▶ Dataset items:
--------------------------------------------------

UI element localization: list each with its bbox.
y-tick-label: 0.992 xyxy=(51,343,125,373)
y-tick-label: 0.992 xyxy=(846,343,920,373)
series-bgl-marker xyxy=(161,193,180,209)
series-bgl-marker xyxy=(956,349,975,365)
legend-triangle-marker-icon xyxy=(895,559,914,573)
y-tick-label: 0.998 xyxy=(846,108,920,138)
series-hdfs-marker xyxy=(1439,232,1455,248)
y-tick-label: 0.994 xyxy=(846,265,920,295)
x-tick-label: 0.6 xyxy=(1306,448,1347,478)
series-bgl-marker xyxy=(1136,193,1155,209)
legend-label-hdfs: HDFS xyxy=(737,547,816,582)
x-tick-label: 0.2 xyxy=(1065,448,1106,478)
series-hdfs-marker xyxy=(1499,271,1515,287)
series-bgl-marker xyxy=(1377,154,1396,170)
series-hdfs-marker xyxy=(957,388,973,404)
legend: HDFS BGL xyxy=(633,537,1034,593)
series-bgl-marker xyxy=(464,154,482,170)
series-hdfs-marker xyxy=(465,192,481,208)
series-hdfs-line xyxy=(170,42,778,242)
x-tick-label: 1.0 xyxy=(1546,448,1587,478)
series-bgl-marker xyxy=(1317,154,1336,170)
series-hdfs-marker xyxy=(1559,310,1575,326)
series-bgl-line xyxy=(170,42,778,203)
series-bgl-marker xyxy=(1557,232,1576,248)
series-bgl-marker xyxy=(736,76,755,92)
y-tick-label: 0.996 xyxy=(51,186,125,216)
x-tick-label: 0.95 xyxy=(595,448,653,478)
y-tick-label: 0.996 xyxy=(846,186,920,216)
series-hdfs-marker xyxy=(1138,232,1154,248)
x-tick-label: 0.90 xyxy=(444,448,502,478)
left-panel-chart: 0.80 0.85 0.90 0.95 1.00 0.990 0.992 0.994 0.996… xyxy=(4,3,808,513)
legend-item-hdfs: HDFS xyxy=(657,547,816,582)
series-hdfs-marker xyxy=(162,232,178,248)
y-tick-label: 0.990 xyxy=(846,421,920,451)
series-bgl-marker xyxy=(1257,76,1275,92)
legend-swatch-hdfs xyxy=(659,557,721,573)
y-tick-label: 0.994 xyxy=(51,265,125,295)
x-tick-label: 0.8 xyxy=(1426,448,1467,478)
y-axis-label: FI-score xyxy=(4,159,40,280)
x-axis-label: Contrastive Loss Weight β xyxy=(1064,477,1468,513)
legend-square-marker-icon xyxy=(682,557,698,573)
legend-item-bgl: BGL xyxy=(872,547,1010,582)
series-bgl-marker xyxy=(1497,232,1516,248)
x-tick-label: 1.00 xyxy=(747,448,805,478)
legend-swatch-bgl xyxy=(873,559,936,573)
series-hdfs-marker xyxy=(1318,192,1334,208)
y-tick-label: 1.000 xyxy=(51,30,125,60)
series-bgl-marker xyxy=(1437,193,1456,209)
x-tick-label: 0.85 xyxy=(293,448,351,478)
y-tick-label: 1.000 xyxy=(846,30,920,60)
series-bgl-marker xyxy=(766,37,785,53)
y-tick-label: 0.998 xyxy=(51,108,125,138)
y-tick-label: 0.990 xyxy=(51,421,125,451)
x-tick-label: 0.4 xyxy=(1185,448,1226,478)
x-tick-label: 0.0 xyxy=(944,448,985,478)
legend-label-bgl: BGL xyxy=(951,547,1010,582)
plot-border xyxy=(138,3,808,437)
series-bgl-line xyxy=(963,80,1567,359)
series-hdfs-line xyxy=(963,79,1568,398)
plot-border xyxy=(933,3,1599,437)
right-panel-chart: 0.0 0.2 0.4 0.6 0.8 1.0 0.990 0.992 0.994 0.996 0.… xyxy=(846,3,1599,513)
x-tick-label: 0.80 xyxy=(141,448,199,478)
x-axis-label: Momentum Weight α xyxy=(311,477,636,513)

--------------------------------------------------

▶ Short exercise:
Copy every line of the listing above verbatim, without changing anything.

▶ Exercise response:
UI element localization: list each with its bbox.
y-tick-label: 0.992 xyxy=(51,343,125,373)
y-tick-label: 0.992 xyxy=(846,343,920,373)
series-bgl-marker xyxy=(161,193,180,209)
series-bgl-marker xyxy=(956,349,975,365)
legend-triangle-marker-icon xyxy=(895,559,914,573)
y-tick-label: 0.998 xyxy=(846,108,920,138)
series-hdfs-marker xyxy=(1439,232,1455,248)
y-tick-label: 0.994 xyxy=(846,265,920,295)
x-tick-label: 0.6 xyxy=(1306,448,1347,478)
series-bgl-marker xyxy=(1136,193,1155,209)
legend-label-hdfs: HDFS xyxy=(737,547,816,582)
x-tick-label: 0.2 xyxy=(1065,448,1106,478)
series-hdfs-marker xyxy=(1499,271,1515,287)
series-bgl-marker xyxy=(1377,154,1396,170)
series-hdfs-marker xyxy=(957,388,973,404)
legend: HDFS BGL xyxy=(633,537,1034,593)
series-bgl-marker xyxy=(464,154,482,170)
series-hdfs-marker xyxy=(465,192,481,208)
series-hdfs-line xyxy=(170,42,778,242)
x-tick-label: 1.0 xyxy=(1546,448,1587,478)
series-bgl-marker xyxy=(1317,154,1336,170)
series-hdfs-marker xyxy=(1559,310,1575,326)
series-bgl-line xyxy=(170,42,778,203)
series-bgl-marker xyxy=(1557,232,1576,248)
series-bgl-marker xyxy=(736,76,755,92)
y-tick-label: 0.996 xyxy=(51,186,125,216)
x-tick-label: 0.95 xyxy=(595,448,653,478)
y-tick-label: 0.996 xyxy=(846,186,920,216)
series-hdfs-marker xyxy=(1138,232,1154,248)
x-tick-label: 0.90 xyxy=(444,448,502,478)
left-panel-chart: 0.80 0.85 0.90 0.95 1.00 0.990 0.992 0.994 0.996… xyxy=(4,3,808,513)
legend-item-hdfs: HDFS xyxy=(657,547,816,582)
series-hdfs-marker xyxy=(162,232,178,248)
y-tick-label: 0.990 xyxy=(846,421,920,451)
series-bgl-marker xyxy=(1257,76,1275,92)
legend-swatch-hdfs xyxy=(659,557,721,573)
y-tick-label: 0.994 xyxy=(51,265,125,295)
x-tick-label: 0.8 xyxy=(1426,448,1467,478)
y-axis-label: FI-score xyxy=(4,159,40,280)
x-axis-label: Contrastive Loss Weight β xyxy=(1064,477,1468,513)
legend-square-marker-icon xyxy=(682,557,698,573)
legend-item-bgl: BGL xyxy=(872,547,1010,582)
series-bgl-marker xyxy=(1497,232,1516,248)
x-tick-label: 1.00 xyxy=(747,448,805,478)
legend-swatch-bgl xyxy=(873,559,936,573)
series-hdfs-marker xyxy=(1318,192,1334,208)
y-tick-label: 1.000 xyxy=(51,30,125,60)
series-bgl-marker xyxy=(1437,193,1456,209)
x-tick-label: 0.85 xyxy=(293,448,351,478)
y-tick-label: 1.000 xyxy=(846,30,920,60)
series-bgl-marker xyxy=(766,37,785,53)
y-tick-label: 0.998 xyxy=(51,108,125,138)
y-tick-label: 0.990 xyxy=(51,421,125,451)
x-tick-label: 0.4 xyxy=(1185,448,1226,478)
x-tick-label: 0.0 xyxy=(944,448,985,478)
legend-label-bgl: BGL xyxy=(951,547,1010,582)
plot-border xyxy=(138,3,808,437)
series-bgl-line xyxy=(963,80,1567,359)
series-hdfs-line xyxy=(963,79,1568,398)
plot-border xyxy=(933,3,1599,437)
right-panel-chart: 0.0 0.2 0.4 0.6 0.8 1.0 0.990 0.992 0.994 0.996 0.… xyxy=(846,3,1599,513)
x-tick-label: 0.80 xyxy=(141,448,199,478)
x-axis-label: Momentum Weight α xyxy=(311,477,636,513)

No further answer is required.